- **SHORT EXERCISE**:
Please format all the entries below as a numbered list, leaving out any blank lines.

Raw entries
▼▼▼

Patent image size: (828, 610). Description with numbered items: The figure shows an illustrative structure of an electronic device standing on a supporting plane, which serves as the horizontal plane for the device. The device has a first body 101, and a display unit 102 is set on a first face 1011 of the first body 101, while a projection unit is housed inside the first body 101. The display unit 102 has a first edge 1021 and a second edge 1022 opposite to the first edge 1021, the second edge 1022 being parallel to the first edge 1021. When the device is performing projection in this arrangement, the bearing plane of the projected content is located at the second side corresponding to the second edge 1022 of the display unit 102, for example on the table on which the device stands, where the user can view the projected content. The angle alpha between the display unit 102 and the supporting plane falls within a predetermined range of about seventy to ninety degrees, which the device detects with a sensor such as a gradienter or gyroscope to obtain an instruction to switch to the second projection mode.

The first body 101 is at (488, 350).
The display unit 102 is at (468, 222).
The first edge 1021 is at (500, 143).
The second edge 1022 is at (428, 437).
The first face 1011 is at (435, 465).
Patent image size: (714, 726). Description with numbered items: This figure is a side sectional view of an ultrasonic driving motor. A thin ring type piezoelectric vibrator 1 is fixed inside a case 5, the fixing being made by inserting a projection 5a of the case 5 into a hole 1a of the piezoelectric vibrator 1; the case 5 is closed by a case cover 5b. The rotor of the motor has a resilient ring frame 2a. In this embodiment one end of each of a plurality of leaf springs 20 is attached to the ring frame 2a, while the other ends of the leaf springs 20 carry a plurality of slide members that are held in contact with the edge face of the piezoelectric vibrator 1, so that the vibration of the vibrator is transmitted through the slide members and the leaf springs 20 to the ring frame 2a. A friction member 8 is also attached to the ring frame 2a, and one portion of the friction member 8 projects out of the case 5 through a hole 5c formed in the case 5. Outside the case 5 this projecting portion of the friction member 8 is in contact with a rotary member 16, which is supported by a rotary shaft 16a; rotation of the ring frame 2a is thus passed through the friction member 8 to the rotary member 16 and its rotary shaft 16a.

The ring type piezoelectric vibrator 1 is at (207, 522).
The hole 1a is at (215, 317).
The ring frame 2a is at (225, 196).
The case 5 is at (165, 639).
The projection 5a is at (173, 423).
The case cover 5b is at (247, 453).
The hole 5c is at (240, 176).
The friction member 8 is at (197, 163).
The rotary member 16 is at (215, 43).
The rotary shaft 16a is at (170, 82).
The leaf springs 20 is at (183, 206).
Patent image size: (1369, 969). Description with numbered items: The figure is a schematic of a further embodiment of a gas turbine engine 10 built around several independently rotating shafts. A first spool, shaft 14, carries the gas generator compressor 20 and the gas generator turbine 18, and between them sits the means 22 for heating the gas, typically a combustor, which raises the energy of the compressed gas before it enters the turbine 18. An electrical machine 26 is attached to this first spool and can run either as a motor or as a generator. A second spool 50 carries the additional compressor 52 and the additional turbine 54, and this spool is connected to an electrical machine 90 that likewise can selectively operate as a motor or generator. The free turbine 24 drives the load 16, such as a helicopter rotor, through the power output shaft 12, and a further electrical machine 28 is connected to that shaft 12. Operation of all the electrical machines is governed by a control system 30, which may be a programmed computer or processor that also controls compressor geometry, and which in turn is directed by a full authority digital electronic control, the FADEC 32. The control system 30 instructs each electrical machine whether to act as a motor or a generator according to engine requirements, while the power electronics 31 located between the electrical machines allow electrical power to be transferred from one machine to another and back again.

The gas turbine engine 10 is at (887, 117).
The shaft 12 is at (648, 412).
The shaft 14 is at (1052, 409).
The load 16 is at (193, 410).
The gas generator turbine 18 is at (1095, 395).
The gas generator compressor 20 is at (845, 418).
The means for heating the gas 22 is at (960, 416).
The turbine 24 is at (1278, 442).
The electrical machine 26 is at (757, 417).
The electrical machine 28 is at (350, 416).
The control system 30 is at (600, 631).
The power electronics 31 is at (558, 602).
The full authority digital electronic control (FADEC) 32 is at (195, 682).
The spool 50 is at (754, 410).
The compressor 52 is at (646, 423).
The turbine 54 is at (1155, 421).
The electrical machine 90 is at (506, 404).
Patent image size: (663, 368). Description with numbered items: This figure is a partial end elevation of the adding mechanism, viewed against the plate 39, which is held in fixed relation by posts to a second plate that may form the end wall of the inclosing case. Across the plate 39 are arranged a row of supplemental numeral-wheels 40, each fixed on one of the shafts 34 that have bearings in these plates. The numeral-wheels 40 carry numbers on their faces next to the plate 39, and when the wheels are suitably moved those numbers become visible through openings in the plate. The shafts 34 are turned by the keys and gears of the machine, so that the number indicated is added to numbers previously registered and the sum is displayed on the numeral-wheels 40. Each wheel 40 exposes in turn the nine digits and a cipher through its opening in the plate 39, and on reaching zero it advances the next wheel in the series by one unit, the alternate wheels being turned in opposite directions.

▲▲▲

- **WRITTEN RESPONSE**:
1. Patent image size: (828, 610). Description with numbered items: The figure shows an illustrative structure of an electronic device standing on a supporting plane, which serves as the horizontal plane for the device. The device has a first body 101, and a display unit 102 is set on a first face 1011 of the first body 101, while a projection unit is housed inside the first body 101. The display unit 102 has a first edge 1021 and a second edge 1022 opposite to the first edge 1021, the second edge 1022 being parallel to the first edge 1021. When the device is performing projection in this arrangement, the bearing plane of the projected content is located at the second side corresponding to the second edge 1022 of the display unit 102, for example on the table on which the device stands, where the user can view the projected content. The angle alpha between the display unit 102 and the supporting plane falls within a predetermined range of about seventy to ninety degrees, which the device detects with a sensor such as a gradienter or gyroscope to obtain an instruction to switch to the second projection mode.
2. The first body 101 is at (488, 350).
3. The display unit 102 is at (468, 222).
4. The first edge 1021 is at (500, 143).
5. The second edge 1022 is at (428, 437).
6. The first face 1011 is at (435, 465).
7. Patent image size: (714, 726). Description with numbered items: This figure is a side sectional view of an ultrasonic driving motor. A thin ring type piezoelectric vibrator 1 is fixed inside a case 5, the fixing being made by inserting a projection 5a of the case 5 into a hole 1a of the piezoelectric vibrator 1; the case 5 is closed by a case cover 5b. The rotor of the motor has a resilient ring frame 2a. In this embodiment one end of each of a plurality of leaf springs 20 is attached to the ring frame 2a, while the other ends of the leaf springs 20 carry a plurality of slide members that are held in contact with the edge face of the piezoelectric vibrator 1, so that the vibration of the vibrator is transmitted through the slide members and the leaf springs 20 to the ring frame 2a. A friction member 8 is also attached to the ring frame 2a, and one portion of the friction member 8 projects out of the case 5 through a hole 5c formed in the case 5. Outside the case 5 this projecting portion of the friction member 8 is in contact with a rotary member 16, which is supported by a rotary shaft 16a; rotation of the ring frame 2a is thus passed through the friction member 8 to the rotary member 16 and its rotary shaft 16a.
8. The ring type piezoelectric vibrator 1 is at (207, 522).
9. The hole 1a is at (215, 317).
10. The ring frame 2a is at (225, 196).
11. The case 5 is at (165, 639).
12. The projection 5a is at (173, 423).
13. The case cover 5b is at (247, 453).
14. The hole 5c is at (240, 176).
15. The friction member 8 is at (197, 163).
16. The rotary member 16 is at (215, 43).
17. The rotary shaft 16a is at (170, 82).
18. The leaf springs 20 is at (183, 206).
19. Patent image size: (1369, 969). Description with numbered items: The figure is a schematic of a further embodiment of a gas turbine engine 10 built around several independently rotating shafts. A first spool, shaft 14, carries the gas generator compressor 20 and the gas generator turbine 18, and between them sits the means 22 for heating the gas, typically a combustor, which raises the energy of the compressed gas before it enters the turbine 18. An electrical machine 26 is attached to this first spool and can run either as a motor or as a generator. A second spool 50 carries the additional compressor 52 and the additional turbine 54, and this spool is connected to an electrical machine 90 that likewise can selectively operate as a motor or generator. The free turbine 24 drives the load 16, such as a helicopter rotor, through the power output shaft 12, and a further electrical machine 28 is connected to that shaft 12. Operation of all the electrical machines is governed by a control system 30, which may be a programmed computer or processor that also controls compressor geometry, and which in turn is directed by a full authority digital electronic control, the FADEC 32. The control system 30 instructs each electrical machine whether to act as a motor or a generator according to engine requirements, while the power electronics 31 located between the electrical machines allow electrical power to be transferred from one machine to another and back again.
20. The gas turbine engine 10 is at (887, 117).
21. The shaft 12 is at (648, 412).
22. The shaft 14 is at (1052, 409).
23. The load 16 is at (193, 410).
24. The gas generator turbine 18 is at (1095, 395).
25. The gas generator compressor 20 is at (845, 418).
26. The means for heating the gas 22 is at (960, 416).
27. The turbine 24 is at (1278, 442).
28. The electrical machine 26 is at (757, 417).
29. The electrical machine 28 is at (350, 416).
30. The control system 30 is at (600, 631).
31. The power electronics 31 is at (558, 602).
32. The full authority digital electronic control (FADEC) 32 is at (195, 682).
33. The spool 50 is at (754, 410).
34. The compressor 52 is at (646, 423).
35. The turbine 54 is at (1155, 421).
36. The electrical machine 90 is at (506, 404).
37. Patent image size: (663, 368). Description with numbered items: This figure is a partial end elevation of the adding mechanism, viewed against the plate 39, which is held in fixed relation by posts to a second plate that may form the end wall of the inclosing case. Across the plate 39 are arranged a row of supplemental numeral-wheels 40, each fixed on one of the shafts 34 that have bearings in these plates. The numeral-wheels 40 carry numbers on their faces next to the plate 39, and when the wheels are suitably moved those numbers become visible through openings in the plate. The shafts 34 are turned by the keys and gears of the machine, so that the number indicated is added to numbers previously registered and the sum is displayed on the numeral-wheels 40. Each wheel 40 exposes in turn the nine digits and a cipher through its opening in the plate 39, and on reaching zero it advances the next wheel in the series by one unit, the alternate wheels being turned in opposite directions.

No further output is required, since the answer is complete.